• _TASK TO CARRY OUT_:
From the material below, list every line containing "content".

• _TASK MATERIAL_:
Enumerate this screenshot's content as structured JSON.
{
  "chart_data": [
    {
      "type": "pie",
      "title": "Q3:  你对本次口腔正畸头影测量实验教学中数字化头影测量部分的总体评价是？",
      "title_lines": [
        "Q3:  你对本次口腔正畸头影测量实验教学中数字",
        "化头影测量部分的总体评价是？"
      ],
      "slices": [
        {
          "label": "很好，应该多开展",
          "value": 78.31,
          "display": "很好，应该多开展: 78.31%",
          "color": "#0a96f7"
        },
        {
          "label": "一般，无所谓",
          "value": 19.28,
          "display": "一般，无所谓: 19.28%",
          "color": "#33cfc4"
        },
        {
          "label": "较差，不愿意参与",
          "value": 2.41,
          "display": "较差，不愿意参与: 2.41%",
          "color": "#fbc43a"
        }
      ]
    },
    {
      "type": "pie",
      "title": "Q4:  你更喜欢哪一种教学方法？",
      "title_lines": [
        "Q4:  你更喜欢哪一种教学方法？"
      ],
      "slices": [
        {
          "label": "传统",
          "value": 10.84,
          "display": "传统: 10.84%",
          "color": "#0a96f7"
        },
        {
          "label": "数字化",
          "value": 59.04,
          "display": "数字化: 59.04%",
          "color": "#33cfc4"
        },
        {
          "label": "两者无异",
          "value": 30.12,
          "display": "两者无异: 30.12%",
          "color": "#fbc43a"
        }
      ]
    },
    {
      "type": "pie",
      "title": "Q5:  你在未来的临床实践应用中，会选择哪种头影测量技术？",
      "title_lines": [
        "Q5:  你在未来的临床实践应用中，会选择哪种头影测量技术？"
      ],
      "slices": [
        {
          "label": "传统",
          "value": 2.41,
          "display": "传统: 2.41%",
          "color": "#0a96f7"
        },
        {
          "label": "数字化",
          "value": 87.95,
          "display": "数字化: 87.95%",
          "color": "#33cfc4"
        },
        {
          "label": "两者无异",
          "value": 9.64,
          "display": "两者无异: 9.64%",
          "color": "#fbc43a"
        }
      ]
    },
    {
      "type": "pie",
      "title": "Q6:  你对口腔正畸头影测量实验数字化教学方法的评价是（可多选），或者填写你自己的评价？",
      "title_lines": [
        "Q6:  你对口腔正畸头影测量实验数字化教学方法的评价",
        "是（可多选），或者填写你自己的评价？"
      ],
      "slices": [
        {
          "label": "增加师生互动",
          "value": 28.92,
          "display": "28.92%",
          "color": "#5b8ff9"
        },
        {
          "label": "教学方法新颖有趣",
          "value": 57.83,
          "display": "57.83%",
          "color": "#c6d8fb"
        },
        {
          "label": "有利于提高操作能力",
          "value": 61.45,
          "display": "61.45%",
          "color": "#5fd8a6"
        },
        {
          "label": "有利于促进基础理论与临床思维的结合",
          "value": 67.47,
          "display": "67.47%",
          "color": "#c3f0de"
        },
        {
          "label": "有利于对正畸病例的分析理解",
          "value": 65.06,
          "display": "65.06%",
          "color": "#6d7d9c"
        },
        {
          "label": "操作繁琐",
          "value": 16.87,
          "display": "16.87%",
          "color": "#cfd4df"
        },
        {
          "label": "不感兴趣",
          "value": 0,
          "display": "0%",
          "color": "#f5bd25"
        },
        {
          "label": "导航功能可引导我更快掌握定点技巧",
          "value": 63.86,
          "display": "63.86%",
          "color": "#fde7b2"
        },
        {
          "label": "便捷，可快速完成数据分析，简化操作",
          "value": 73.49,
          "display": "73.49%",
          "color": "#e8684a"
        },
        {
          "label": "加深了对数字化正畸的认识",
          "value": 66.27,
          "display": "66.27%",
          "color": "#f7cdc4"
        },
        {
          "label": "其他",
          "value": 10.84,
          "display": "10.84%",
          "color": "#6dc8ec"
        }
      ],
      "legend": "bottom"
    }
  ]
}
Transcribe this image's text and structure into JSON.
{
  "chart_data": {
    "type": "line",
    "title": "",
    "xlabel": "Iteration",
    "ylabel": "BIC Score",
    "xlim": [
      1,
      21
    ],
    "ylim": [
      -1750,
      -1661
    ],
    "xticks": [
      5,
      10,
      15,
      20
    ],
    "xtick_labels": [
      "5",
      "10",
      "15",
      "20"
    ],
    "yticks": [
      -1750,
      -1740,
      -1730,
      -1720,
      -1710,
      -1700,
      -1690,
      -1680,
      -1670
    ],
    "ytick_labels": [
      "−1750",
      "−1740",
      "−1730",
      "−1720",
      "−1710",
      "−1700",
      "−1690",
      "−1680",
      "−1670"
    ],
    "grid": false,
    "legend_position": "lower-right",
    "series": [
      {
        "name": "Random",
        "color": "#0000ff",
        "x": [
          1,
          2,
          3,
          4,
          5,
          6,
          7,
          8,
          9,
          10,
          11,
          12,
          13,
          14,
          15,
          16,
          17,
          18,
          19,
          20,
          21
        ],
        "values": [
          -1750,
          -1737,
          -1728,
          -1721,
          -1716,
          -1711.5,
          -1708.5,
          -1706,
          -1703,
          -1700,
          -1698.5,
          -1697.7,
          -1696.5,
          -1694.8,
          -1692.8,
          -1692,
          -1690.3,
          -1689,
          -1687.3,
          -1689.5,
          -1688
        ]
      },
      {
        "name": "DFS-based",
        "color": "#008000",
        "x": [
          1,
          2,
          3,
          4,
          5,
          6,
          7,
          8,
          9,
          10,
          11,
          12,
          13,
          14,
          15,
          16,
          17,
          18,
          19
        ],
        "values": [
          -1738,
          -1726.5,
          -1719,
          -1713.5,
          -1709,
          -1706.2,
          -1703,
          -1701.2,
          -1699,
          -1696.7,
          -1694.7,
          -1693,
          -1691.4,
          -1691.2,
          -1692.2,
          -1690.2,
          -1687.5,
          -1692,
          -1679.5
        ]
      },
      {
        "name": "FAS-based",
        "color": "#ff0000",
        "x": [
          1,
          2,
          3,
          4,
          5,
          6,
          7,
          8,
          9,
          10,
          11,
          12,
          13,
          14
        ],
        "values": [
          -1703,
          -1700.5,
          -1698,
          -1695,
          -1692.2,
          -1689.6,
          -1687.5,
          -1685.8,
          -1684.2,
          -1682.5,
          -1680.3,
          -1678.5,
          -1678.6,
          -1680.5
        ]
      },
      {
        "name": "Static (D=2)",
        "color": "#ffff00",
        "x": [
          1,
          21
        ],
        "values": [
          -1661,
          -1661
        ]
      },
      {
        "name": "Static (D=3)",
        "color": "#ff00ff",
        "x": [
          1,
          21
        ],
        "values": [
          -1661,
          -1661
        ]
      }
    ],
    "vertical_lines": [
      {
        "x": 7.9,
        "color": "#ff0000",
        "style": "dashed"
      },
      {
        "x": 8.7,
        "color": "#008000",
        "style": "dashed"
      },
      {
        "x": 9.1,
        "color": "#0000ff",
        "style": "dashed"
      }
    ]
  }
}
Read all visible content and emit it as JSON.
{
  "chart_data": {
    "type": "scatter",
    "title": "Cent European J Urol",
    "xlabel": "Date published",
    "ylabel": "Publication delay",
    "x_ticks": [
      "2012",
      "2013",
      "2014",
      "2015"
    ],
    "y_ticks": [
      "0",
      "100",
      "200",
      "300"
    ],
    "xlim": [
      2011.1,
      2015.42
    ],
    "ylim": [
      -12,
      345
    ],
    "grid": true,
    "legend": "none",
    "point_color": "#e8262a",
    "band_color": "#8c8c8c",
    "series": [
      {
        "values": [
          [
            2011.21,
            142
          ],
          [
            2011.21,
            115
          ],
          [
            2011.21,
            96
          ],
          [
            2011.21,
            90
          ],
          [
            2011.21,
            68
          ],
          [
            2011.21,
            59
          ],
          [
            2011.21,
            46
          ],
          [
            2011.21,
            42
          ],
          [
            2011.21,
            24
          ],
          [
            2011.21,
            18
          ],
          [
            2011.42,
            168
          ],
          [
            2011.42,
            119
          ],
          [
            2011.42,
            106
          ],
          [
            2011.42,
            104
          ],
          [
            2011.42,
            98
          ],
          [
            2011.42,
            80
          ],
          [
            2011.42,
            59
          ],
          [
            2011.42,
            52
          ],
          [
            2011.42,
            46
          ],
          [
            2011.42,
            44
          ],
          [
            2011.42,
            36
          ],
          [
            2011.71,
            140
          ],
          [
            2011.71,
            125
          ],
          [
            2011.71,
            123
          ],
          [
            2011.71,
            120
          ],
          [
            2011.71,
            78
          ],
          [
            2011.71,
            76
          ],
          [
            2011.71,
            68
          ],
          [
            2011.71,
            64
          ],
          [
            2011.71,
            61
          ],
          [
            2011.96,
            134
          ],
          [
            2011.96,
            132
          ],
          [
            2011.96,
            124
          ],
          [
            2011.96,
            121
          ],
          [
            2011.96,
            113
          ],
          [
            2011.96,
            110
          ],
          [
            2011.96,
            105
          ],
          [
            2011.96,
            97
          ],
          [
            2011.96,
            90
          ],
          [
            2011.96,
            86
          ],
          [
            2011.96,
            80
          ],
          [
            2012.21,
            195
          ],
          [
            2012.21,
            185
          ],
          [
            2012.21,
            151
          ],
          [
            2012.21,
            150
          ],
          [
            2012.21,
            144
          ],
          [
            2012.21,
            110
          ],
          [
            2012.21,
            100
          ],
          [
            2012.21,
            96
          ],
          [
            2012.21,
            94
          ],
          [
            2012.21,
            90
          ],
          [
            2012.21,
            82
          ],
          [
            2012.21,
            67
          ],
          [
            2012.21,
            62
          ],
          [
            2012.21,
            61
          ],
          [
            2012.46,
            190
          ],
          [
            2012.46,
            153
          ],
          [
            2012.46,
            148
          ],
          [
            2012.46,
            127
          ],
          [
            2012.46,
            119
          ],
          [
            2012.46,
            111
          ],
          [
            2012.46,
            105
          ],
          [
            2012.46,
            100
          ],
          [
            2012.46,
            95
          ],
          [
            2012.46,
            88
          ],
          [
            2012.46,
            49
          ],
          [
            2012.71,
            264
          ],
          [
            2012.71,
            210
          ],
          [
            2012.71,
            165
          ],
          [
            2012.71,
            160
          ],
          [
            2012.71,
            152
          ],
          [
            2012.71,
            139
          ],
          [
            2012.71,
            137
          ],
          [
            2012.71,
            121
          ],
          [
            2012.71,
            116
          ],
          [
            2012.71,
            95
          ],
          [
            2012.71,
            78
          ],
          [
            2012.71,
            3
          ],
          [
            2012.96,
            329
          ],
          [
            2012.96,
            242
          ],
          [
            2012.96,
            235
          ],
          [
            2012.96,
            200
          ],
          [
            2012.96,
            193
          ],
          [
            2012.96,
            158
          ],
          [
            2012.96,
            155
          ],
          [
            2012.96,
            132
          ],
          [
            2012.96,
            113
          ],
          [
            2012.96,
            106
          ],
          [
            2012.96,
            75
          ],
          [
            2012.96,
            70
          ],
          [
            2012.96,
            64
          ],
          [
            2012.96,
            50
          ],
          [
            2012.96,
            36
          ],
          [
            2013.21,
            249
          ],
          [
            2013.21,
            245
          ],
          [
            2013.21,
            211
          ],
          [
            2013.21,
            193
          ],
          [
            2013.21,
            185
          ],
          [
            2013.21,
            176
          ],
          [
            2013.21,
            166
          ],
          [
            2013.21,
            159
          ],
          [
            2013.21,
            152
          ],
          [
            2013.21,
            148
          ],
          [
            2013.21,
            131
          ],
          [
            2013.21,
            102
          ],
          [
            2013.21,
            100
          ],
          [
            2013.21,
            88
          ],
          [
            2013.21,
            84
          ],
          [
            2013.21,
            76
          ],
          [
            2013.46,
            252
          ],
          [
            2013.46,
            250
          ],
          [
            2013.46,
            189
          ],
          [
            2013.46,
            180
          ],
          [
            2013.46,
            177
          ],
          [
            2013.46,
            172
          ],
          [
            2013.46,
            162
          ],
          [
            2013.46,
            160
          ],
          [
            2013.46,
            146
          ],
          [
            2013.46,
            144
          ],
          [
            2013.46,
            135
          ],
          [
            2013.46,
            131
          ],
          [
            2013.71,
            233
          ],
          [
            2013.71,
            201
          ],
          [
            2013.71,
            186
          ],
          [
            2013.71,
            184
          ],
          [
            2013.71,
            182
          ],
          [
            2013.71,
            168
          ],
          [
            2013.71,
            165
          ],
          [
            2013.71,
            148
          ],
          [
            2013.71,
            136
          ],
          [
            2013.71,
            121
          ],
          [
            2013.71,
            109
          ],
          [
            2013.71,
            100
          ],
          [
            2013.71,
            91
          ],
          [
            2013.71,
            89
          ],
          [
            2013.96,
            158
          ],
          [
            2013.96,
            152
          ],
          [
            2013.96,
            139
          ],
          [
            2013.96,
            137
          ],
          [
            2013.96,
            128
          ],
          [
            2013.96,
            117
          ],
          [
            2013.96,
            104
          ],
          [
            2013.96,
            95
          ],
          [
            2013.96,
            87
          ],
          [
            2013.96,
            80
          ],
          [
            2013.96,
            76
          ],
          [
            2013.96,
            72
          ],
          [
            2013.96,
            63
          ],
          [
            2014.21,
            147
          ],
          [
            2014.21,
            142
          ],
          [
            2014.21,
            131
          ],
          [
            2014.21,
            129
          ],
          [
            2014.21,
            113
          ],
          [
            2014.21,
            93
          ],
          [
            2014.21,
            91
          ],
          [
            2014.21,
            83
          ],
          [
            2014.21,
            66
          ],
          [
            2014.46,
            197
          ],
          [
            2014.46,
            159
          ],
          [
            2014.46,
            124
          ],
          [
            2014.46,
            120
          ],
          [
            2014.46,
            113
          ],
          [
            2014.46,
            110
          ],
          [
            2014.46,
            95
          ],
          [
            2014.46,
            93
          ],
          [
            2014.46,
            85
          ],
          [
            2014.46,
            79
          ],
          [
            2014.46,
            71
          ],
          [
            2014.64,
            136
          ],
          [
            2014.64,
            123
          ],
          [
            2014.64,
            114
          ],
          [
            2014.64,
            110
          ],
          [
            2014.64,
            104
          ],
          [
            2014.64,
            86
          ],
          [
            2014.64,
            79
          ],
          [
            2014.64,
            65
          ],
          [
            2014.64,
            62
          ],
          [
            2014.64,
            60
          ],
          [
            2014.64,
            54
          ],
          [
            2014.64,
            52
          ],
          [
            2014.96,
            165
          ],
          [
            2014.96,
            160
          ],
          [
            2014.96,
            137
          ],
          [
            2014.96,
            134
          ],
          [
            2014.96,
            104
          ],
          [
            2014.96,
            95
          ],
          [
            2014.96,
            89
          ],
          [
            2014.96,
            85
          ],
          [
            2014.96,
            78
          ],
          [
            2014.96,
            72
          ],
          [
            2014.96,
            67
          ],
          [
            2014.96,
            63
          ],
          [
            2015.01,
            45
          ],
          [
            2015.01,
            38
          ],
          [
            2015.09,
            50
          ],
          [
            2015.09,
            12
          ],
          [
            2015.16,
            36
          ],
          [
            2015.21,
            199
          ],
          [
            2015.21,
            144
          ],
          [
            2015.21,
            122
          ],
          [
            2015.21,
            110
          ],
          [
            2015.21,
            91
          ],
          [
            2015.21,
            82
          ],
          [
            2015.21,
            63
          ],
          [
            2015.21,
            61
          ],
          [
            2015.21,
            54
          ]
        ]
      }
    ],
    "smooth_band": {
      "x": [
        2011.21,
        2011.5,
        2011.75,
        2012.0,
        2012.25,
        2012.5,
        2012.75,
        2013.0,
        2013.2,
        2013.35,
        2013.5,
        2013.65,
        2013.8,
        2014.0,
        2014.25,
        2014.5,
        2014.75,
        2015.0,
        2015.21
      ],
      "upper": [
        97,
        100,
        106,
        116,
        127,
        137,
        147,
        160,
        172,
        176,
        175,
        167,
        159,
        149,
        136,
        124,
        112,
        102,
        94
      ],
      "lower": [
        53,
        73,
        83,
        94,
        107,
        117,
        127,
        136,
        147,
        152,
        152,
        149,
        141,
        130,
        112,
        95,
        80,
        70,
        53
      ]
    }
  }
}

• _COMPLETE OUTPUT_:
Enumerate this screenshot's content as structured JSON.
Read all visible content and emit it as JSON.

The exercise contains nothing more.